__YOUR OBJECTIVE__. Write the records out again, keeping each line exactly as it is.

* begin DATA SECTION *

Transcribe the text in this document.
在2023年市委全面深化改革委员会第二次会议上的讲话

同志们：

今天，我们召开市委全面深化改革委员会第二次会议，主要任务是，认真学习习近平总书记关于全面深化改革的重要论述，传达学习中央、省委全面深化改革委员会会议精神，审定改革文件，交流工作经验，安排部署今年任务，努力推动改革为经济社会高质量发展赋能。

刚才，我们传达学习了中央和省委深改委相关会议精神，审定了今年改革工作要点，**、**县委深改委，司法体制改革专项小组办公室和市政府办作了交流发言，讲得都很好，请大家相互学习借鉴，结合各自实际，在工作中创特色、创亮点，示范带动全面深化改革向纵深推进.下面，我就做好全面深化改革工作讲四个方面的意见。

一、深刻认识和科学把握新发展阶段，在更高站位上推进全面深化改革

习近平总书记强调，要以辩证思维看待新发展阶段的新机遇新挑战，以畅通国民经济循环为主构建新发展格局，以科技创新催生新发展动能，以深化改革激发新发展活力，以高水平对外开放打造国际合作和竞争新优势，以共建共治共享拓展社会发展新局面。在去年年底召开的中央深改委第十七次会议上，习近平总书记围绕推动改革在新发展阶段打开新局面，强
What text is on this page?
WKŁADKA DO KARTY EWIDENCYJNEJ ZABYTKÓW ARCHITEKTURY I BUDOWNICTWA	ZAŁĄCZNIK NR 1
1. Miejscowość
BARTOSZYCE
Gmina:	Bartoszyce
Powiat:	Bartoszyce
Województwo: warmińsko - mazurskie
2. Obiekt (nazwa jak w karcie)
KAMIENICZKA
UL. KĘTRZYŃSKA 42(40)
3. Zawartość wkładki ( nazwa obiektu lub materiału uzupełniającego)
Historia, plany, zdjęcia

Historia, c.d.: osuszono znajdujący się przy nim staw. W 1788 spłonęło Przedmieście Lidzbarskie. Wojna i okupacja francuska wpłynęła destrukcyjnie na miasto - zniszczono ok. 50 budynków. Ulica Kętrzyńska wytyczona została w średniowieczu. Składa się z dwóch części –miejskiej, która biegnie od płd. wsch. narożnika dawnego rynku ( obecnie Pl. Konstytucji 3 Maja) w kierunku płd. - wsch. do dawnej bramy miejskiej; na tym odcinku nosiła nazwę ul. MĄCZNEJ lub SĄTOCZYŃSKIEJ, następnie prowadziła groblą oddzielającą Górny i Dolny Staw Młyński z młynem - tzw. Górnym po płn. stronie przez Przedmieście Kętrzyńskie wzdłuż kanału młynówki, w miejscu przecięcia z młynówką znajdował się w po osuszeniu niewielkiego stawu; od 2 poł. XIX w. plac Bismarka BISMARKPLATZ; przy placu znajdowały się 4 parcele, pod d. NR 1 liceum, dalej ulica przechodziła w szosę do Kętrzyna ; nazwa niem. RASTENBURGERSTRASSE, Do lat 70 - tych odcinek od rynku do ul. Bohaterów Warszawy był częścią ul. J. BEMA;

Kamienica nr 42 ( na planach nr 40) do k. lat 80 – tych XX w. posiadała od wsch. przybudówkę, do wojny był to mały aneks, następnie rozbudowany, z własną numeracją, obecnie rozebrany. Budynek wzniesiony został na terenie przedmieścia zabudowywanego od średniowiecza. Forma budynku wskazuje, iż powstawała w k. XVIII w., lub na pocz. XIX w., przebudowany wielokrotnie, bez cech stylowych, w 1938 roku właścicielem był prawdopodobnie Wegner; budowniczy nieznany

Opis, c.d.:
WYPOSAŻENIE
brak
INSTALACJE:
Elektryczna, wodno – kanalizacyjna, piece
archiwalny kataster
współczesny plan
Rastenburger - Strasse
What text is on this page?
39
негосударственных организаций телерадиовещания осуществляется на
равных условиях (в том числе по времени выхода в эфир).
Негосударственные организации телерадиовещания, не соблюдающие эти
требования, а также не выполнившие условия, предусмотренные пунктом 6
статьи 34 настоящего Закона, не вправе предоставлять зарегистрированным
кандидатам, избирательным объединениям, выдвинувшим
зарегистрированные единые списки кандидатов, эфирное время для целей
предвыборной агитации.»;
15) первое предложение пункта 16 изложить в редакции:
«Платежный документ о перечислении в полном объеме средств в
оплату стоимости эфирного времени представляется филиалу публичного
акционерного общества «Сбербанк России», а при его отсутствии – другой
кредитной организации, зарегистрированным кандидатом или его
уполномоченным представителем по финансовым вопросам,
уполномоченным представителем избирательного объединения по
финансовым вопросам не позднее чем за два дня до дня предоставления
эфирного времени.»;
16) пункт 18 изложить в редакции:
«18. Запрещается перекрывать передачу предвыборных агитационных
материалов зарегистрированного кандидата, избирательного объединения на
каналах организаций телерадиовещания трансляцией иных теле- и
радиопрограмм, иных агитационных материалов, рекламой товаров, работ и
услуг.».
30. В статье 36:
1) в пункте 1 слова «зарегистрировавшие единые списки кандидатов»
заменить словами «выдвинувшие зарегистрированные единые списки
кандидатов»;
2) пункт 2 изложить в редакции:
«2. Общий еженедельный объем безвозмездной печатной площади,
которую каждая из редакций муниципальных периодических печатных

* end DATA SECTION *

__WRITTEN ANSWER__.
Transcribe the text in this document.
在2023年市委全面深化改革委员会第二次会议上的讲话

同志们：

今天，我们召开市委全面深化改革委员会第二次会议，主要任务是，认真学习习近平总书记关于全面深化改革的重要论述，传达学习中央、省委全面深化改革委员会会议精神，审定改革文件，交流工作经验，安排部署今年任务，努力推动改革为经济社会高质量发展赋能。

刚才，我们传达学习了中央和省委深改委相关会议精神，审定了今年改革工作要点，**、**县委深改委，司法体制改革专项小组办公室和市政府办作了交流发言，讲得都很好，请大家相互学习借鉴，结合各自实际，在工作中创特色、创亮点，示范带动全面深化改革向纵深推进.下面，我就做好全面深化改革工作讲四个方面的意见。

一、深刻认识和科学把握新发展阶段，在更高站位上推进全面深化改革

习近平总书记强调，要以辩证思维看待新发展阶段的新机遇新挑战，以畅通国民经济循环为主构建新发展格局，以科技创新催生新发展动能，以深化改革激发新发展活力，以高水平对外开放打造国际合作和竞争新优势，以共建共治共享拓展社会发展新局面。在去年年底召开的中央深改委第十七次会议上，习近平总书记围绕推动改革在新发展阶段打开新局面，强
What text is on this page?
WKŁADKA DO KARTY EWIDENCYJNEJ ZABYTKÓW ARCHITEKTURY I BUDOWNICTWA	ZAŁĄCZNIK NR 1
1. Miejscowość
BARTOSZYCE
Gmina:	Bartoszyce
Powiat:	Bartoszyce
Województwo: warmińsko - mazurskie
2. Obiekt (nazwa jak w karcie)
KAMIENICZKA
UL. KĘTRZYŃSKA 42(40)
3. Zawartość wkładki ( nazwa obiektu lub materiału uzupełniającego)
Historia, plany, zdjęcia

Historia, c.d.: osuszono znajdujący się przy nim staw. W 1788 spłonęło Przedmieście Lidzbarskie. Wojna i okupacja francuska wpłynęła destrukcyjnie na miasto - zniszczono ok. 50 budynków. Ulica Kętrzyńska wytyczona została w średniowieczu. Składa się z dwóch części –miejskiej, która biegnie od płd. wsch. narożnika dawnego rynku ( obecnie Pl. Konstytucji 3 Maja) w kierunku płd. - wsch. do dawnej bramy miejskiej; na tym odcinku nosiła nazwę ul. MĄCZNEJ lub SĄTOCZYŃSKIEJ, następnie prowadziła groblą oddzielającą Górny i Dolny Staw Młyński z młynem - tzw. Górnym po płn. stronie przez Przedmieście Kętrzyńskie wzdłuż kanału młynówki, w miejscu przecięcia z młynówką znajdował się w po osuszeniu niewielkiego stawu; od 2 poł. XIX w. plac Bismarka BISMARKPLATZ; przy placu znajdowały się 4 parcele, pod d. NR 1 liceum, dalej ulica przechodziła w szosę do Kętrzyna ; nazwa niem. RASTENBURGERSTRASSE, Do lat 70 - tych odcinek od rynku do ul. Bohaterów Warszawy był częścią ul. J. BEMA;

Kamienica nr 42 ( na planach nr 40) do k. lat 80 – tych XX w. posiadała od wsch. przybudówkę, do wojny był to mały aneks, następnie rozbudowany, z własną numeracją, obecnie rozebrany. Budynek wzniesiony został na terenie przedmieścia zabudowywanego od średniowiecza. Forma budynku wskazuje, iż powstawała w k. XVIII w., lub na pocz. XIX w., przebudowany wielokrotnie, bez cech stylowych, w 1938 roku właścicielem był prawdopodobnie Wegner; budowniczy nieznany

Opis, c.d.:
WYPOSAŻENIE
brak
INSTALACJE:
Elektryczna, wodno – kanalizacyjna, piece
archiwalny kataster
współczesny plan
Rastenburger - Strasse
What text is on this page?
39
негосударственных организаций телерадиовещания осуществляется на
равных условиях (в том числе по времени выхода в эфир).
Негосударственные организации телерадиовещания, не соблюдающие эти
требования, а также не выполнившие условия, предусмотренные пунктом 6
статьи 34 настоящего Закона, не вправе предоставлять зарегистрированным
кандидатам, избирательным объединениям, выдвинувшим
зарегистрированные единые списки кандидатов, эфирное время для целей
предвыборной агитации.»;
15) первое предложение пункта 16 изложить в редакции:
«Платежный документ о перечислении в полном объеме средств в
оплату стоимости эфирного времени представляется филиалу публичного
акционерного общества «Сбербанк России», а при его отсутствии – другой
кредитной организации, зарегистрированным кандидатом или его
уполномоченным представителем по финансовым вопросам,
уполномоченным представителем избирательного объединения по
финансовым вопросам не позднее чем за два дня до дня предоставления
эфирного времени.»;
16) пункт 18 изложить в редакции:
«18. Запрещается перекрывать передачу предвыборных агитационных
материалов зарегистрированного кандидата, избирательного объединения на
каналах организаций телерадиовещания трансляцией иных теле- и
радиопрограмм, иных агитационных материалов, рекламой товаров, работ и
услуг.».
30. В статье 36:
1) в пункте 1 слова «зарегистрировавшие единые списки кандидатов»
заменить словами «выдвинувшие зарегистрированные единые списки
кандидатов»;
2) пункт 2 изложить в редакции:
«2. Общий еженедельный объем безвозмездной печатной площади,
которую каждая из редакций муниципальных периодических печатных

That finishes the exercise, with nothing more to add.